(Element location data)
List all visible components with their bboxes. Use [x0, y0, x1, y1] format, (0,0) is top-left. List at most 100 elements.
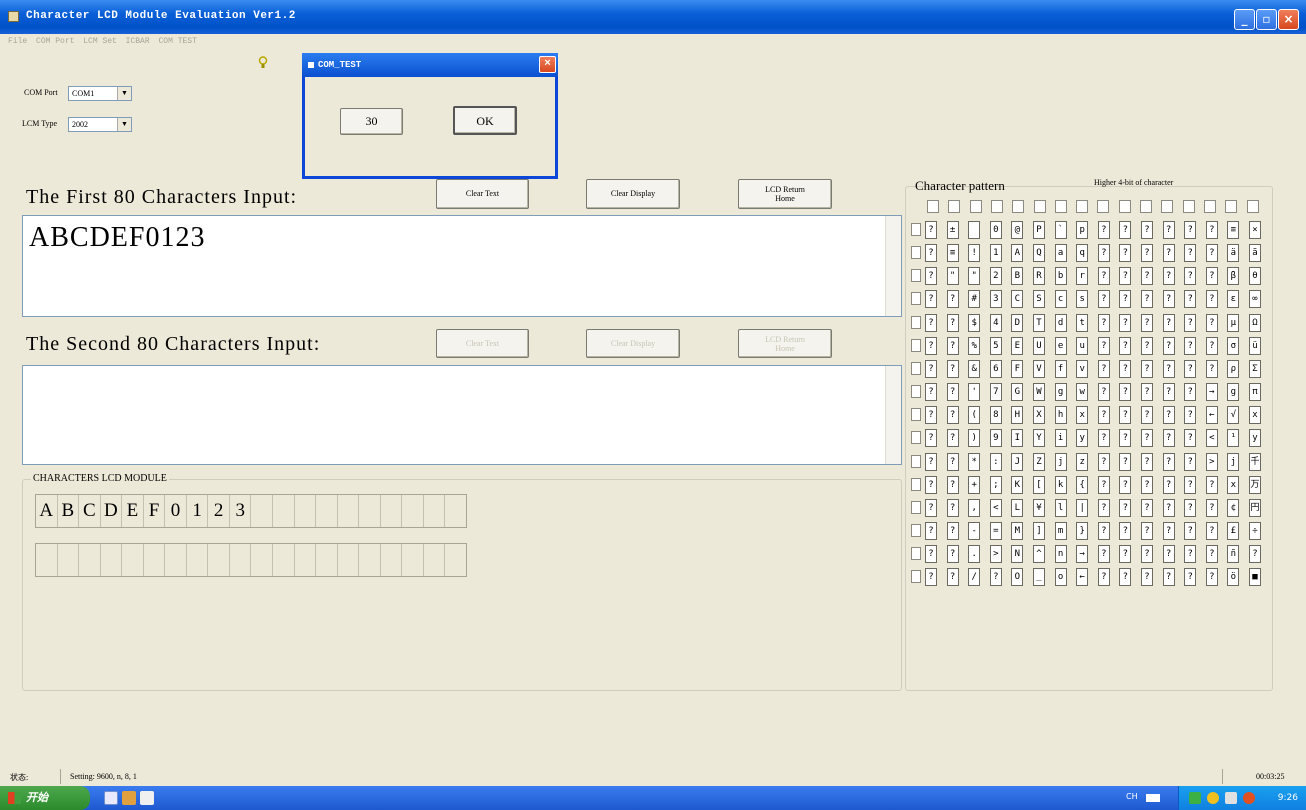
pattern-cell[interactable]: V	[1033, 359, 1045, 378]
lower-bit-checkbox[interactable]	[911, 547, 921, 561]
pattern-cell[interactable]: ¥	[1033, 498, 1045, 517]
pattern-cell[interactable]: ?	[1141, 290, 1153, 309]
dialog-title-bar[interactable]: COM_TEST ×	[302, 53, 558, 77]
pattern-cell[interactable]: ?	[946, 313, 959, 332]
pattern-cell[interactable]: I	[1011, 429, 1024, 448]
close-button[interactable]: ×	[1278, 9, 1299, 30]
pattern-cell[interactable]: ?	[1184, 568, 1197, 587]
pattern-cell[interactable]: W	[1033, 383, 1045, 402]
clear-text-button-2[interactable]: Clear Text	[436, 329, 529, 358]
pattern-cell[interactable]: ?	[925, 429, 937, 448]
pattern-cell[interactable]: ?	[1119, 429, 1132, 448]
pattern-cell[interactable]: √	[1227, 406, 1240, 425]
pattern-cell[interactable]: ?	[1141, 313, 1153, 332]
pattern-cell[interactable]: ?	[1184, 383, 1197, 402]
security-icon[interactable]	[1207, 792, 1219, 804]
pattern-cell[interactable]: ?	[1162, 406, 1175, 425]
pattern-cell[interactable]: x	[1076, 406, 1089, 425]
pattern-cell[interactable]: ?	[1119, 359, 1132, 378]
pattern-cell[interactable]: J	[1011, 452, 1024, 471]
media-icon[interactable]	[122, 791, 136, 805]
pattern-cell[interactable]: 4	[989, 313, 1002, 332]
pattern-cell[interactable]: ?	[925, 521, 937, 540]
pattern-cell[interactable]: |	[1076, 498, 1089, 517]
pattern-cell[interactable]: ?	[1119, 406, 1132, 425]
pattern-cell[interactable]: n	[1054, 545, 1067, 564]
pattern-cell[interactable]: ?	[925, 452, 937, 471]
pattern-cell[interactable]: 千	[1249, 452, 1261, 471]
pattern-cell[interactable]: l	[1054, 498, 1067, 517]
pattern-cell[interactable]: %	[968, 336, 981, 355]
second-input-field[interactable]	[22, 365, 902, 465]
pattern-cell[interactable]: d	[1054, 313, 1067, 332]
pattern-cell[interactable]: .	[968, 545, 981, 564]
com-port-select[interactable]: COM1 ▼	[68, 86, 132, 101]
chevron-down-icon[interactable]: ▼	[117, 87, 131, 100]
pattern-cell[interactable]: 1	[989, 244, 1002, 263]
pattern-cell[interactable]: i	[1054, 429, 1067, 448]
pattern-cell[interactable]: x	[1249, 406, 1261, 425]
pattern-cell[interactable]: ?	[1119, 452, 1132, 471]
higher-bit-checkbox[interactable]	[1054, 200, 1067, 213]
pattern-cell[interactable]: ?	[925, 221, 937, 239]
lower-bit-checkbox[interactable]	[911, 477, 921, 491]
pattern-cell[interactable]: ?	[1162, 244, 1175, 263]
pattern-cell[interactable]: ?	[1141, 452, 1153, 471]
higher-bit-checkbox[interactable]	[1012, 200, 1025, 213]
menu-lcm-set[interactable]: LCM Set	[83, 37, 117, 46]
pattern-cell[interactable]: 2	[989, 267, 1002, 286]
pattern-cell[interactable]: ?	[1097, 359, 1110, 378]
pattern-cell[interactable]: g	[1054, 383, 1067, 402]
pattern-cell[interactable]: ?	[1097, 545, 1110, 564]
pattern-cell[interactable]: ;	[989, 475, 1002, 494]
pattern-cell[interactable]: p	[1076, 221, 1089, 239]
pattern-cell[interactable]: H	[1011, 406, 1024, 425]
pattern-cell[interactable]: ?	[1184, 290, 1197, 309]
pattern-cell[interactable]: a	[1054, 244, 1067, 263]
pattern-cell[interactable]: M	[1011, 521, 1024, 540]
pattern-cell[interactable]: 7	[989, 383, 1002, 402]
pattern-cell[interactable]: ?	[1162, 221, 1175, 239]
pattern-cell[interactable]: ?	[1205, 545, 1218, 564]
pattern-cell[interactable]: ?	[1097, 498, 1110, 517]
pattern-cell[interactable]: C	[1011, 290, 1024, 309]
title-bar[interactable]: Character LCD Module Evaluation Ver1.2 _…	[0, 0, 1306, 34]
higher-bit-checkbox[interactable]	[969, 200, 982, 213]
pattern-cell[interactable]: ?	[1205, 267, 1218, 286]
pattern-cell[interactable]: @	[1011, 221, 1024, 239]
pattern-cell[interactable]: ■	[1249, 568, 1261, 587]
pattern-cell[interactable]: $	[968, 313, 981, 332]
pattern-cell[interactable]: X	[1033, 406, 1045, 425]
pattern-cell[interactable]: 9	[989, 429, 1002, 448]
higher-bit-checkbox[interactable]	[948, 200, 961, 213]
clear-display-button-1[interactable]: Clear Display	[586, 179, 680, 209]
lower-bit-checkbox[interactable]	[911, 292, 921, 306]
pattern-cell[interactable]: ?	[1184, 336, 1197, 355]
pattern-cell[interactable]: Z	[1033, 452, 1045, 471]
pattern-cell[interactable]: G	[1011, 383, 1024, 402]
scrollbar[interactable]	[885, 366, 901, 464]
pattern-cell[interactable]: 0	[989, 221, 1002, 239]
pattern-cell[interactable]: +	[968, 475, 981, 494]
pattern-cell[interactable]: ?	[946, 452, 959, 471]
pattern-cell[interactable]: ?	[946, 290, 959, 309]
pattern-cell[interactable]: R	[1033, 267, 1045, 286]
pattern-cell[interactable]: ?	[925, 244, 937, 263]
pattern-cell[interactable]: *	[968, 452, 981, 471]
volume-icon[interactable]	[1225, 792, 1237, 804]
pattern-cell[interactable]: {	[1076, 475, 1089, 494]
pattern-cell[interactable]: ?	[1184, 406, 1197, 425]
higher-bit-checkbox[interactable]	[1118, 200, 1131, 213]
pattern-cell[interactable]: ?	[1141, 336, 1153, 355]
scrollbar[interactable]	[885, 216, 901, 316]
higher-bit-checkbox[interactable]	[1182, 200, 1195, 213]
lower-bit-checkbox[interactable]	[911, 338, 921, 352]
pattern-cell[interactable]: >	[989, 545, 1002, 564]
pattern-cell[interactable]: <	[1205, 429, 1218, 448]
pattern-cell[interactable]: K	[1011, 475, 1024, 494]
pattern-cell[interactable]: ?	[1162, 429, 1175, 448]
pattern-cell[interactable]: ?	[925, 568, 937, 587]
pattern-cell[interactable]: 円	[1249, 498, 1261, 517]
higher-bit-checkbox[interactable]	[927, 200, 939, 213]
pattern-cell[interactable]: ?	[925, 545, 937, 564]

* * *

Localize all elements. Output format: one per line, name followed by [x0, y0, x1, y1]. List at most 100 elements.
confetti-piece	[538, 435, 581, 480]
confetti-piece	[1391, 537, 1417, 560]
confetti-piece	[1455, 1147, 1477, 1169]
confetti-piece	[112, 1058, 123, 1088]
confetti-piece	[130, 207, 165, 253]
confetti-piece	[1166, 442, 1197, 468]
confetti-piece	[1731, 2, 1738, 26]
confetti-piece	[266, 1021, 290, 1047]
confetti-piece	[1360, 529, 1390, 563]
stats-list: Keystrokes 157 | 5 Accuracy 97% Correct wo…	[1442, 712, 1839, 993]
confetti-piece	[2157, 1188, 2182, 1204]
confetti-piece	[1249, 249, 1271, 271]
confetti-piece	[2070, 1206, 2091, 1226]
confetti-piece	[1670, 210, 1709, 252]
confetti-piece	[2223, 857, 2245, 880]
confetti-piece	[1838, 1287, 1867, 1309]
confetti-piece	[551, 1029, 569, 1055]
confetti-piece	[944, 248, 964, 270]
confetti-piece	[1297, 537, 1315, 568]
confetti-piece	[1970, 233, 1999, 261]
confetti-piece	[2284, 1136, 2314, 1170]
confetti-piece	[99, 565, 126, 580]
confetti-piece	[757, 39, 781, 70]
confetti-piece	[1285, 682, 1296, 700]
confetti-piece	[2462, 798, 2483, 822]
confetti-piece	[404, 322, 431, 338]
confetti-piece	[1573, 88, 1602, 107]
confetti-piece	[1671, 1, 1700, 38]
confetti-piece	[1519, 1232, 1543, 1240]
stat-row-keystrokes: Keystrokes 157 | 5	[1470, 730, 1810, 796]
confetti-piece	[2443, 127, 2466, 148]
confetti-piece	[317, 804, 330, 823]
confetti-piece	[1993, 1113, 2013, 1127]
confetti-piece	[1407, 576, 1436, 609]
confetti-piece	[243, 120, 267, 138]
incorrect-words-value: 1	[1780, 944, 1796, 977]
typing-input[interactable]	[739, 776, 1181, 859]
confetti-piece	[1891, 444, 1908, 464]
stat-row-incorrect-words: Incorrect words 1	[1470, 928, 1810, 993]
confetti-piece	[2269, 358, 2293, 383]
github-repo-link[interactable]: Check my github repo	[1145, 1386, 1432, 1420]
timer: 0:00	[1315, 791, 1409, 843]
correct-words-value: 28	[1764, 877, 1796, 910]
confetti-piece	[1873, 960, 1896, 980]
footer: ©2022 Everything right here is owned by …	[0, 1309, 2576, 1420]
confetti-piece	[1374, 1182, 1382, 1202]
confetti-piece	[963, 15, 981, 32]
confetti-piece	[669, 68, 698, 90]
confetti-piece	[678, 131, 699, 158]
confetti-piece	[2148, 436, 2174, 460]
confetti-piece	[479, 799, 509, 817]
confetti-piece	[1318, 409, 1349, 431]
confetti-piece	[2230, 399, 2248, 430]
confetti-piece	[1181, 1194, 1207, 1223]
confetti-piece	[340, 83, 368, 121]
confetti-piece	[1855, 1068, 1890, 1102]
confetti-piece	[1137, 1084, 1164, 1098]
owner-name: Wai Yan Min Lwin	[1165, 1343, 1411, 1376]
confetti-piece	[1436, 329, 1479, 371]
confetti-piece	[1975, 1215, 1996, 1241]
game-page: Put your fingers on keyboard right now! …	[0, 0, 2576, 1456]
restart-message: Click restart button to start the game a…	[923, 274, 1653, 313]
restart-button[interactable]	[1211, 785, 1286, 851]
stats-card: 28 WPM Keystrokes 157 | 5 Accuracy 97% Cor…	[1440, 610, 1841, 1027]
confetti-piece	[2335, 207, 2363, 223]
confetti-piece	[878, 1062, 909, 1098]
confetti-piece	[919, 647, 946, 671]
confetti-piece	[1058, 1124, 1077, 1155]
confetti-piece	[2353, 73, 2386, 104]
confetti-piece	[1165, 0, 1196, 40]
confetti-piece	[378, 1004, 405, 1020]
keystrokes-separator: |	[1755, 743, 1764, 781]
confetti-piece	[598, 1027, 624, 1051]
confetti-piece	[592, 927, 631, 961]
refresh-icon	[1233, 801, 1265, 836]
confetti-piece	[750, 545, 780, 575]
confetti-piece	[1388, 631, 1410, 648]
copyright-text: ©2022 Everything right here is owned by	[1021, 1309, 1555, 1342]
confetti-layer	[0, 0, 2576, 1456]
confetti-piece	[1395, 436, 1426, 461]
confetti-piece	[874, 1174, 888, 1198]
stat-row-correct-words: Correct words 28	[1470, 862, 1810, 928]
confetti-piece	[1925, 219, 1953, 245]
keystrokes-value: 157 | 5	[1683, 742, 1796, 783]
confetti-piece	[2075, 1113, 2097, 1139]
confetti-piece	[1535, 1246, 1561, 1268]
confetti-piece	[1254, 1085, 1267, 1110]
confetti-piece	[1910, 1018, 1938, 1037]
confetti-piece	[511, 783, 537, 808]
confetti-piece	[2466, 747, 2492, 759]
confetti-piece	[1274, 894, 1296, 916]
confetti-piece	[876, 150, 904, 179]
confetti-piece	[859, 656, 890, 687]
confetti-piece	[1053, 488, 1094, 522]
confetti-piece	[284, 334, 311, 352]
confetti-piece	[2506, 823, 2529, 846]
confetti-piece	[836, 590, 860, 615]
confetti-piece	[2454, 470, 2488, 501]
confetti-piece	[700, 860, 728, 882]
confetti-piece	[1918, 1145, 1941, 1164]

# The task
Copy the rows between the one containing "359, 1045, 378]" and the one containing "429, 1024, 448]", inclusive, without changing anything.

# Complete answer
pattern-cell[interactable]: V	[1033, 359, 1045, 378]
lower-bit-checkbox[interactable]	[911, 547, 921, 561]
pattern-cell[interactable]: ¥	[1033, 498, 1045, 517]
pattern-cell[interactable]: ?	[1141, 290, 1153, 309]
dialog-title-bar[interactable]: COM_TEST ×	[302, 53, 558, 77]
pattern-cell[interactable]: ?	[946, 313, 959, 332]
pattern-cell[interactable]: I	[1011, 429, 1024, 448]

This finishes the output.